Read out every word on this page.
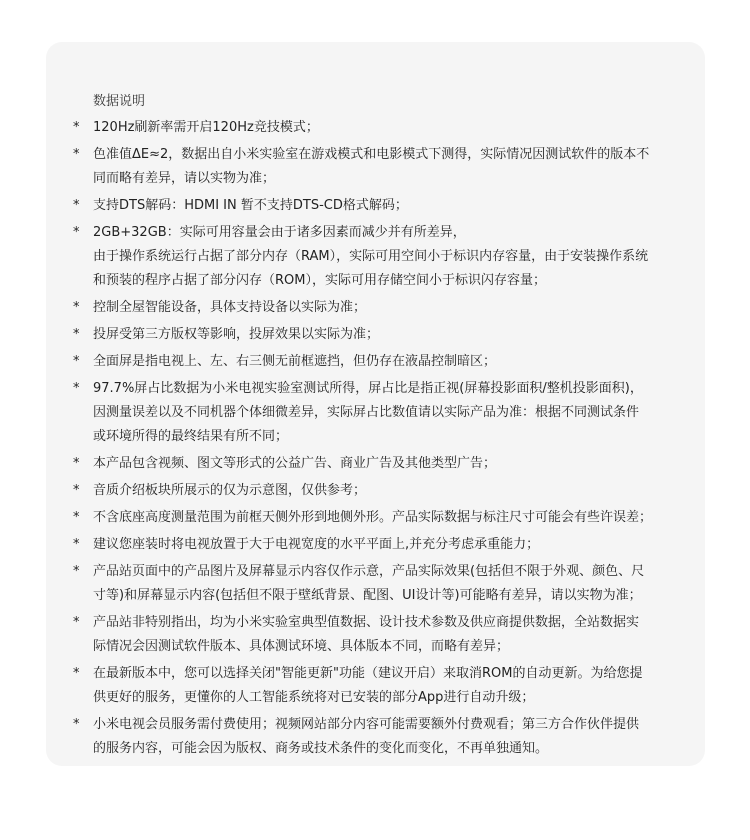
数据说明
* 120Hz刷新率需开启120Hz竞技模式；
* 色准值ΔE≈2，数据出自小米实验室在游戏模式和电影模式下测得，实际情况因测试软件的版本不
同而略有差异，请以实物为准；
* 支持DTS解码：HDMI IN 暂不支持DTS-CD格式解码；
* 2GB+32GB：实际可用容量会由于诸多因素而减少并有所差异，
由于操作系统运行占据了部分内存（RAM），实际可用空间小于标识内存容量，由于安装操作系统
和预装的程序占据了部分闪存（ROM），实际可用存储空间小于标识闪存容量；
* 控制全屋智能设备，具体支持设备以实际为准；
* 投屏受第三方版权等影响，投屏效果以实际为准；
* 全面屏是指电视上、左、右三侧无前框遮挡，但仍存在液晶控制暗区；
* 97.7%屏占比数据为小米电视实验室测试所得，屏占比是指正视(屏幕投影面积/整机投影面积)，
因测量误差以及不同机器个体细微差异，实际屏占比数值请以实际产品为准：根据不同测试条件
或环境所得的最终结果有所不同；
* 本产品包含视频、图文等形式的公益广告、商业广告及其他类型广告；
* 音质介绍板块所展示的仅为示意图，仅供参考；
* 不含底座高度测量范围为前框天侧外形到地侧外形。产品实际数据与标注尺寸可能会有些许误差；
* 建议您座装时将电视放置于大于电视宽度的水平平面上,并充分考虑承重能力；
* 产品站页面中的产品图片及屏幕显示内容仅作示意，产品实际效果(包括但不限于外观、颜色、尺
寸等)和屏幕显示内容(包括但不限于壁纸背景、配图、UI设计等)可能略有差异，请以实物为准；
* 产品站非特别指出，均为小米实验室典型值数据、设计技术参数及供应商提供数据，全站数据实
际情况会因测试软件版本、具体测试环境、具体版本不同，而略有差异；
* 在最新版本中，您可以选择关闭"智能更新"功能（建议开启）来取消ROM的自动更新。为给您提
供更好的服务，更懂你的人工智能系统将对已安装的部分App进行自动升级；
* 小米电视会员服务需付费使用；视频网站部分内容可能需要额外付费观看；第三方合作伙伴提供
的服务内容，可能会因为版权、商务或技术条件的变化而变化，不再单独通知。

--*--

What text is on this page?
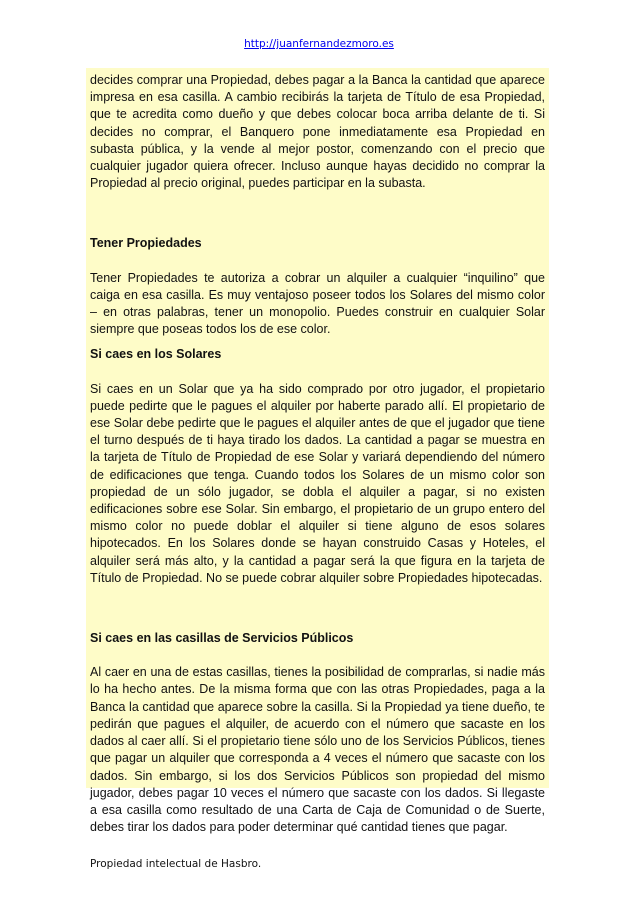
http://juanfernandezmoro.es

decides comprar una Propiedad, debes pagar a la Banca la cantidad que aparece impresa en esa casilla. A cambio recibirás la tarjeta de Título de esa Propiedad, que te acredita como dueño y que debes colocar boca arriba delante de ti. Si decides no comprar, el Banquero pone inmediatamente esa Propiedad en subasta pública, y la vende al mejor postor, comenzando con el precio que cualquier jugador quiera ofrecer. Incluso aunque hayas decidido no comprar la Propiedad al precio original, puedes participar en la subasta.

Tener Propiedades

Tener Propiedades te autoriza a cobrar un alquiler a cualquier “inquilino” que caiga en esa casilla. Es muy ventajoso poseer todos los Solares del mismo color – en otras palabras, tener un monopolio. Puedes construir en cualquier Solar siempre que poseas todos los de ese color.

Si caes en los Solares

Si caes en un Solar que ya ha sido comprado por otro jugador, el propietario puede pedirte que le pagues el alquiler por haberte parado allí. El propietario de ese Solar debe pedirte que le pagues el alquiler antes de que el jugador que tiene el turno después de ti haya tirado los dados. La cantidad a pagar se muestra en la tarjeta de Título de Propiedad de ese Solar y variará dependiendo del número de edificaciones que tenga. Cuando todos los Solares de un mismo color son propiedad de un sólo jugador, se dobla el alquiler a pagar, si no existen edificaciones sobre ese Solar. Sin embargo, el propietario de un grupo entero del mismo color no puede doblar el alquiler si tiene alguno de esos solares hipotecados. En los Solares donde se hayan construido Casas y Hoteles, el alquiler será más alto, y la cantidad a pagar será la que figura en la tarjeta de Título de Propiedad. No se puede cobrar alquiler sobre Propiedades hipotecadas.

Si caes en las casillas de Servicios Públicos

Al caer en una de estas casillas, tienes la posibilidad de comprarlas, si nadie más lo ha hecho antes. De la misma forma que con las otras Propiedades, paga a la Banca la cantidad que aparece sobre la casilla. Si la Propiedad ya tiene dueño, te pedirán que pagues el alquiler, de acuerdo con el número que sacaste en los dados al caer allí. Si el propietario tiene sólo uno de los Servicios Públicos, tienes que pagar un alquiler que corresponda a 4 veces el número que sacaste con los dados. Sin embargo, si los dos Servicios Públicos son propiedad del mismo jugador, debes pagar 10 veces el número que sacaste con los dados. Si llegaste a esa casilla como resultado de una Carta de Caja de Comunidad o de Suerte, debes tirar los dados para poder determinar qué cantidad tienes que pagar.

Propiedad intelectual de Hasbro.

--*--

TASK PROMPT - Which lines of the material contain the string "Título"? List each of them.

EXERCISE RESPONSE -
decides comprar una Propiedad, debes pagar a la Banca la cantidad que aparece impresa en esa casilla. A cambio recibirás la tarjeta de Título de esa Propiedad, que te acredita como dueño y que debes colocar boca arriba delante de ti. Si decides no comprar, el Banquero pone inmediatamente esa Propiedad en subasta pública, y la vende al mejor postor, comenzando con el precio que cualquier jugador quiera ofrecer. Incluso aunque hayas decidido no comprar la Propiedad al precio original, puedes participar en la subasta.
Si caes en un Solar que ya ha sido comprado por otro jugador, el propietario puede pedirte que le pagues el alquiler por haberte parado allí. El propietario de ese Solar debe pedirte que le pagues el alquiler antes de que el jugador que tiene el turno después de ti haya tirado los dados. La cantidad a pagar se muestra en la tarjeta de Título de Propiedad de ese Solar y variará dependiendo del número de edificaciones que tenga. Cuando todos los Solares de un mismo color son propiedad de un sólo jugador, se dobla el alquiler a pagar, si no existen edificaciones sobre ese Solar. Sin embargo, el propietario de un grupo entero del mismo color no puede doblar el alquiler si tiene alguno de esos solares hipotecados. En los Solares donde se hayan construido Casas y Hoteles, el alquiler será más alto, y la cantidad a pagar será la que figura en la tarjeta de Título de Propiedad. No se puede cobrar alquiler sobre Propiedades hipotecadas.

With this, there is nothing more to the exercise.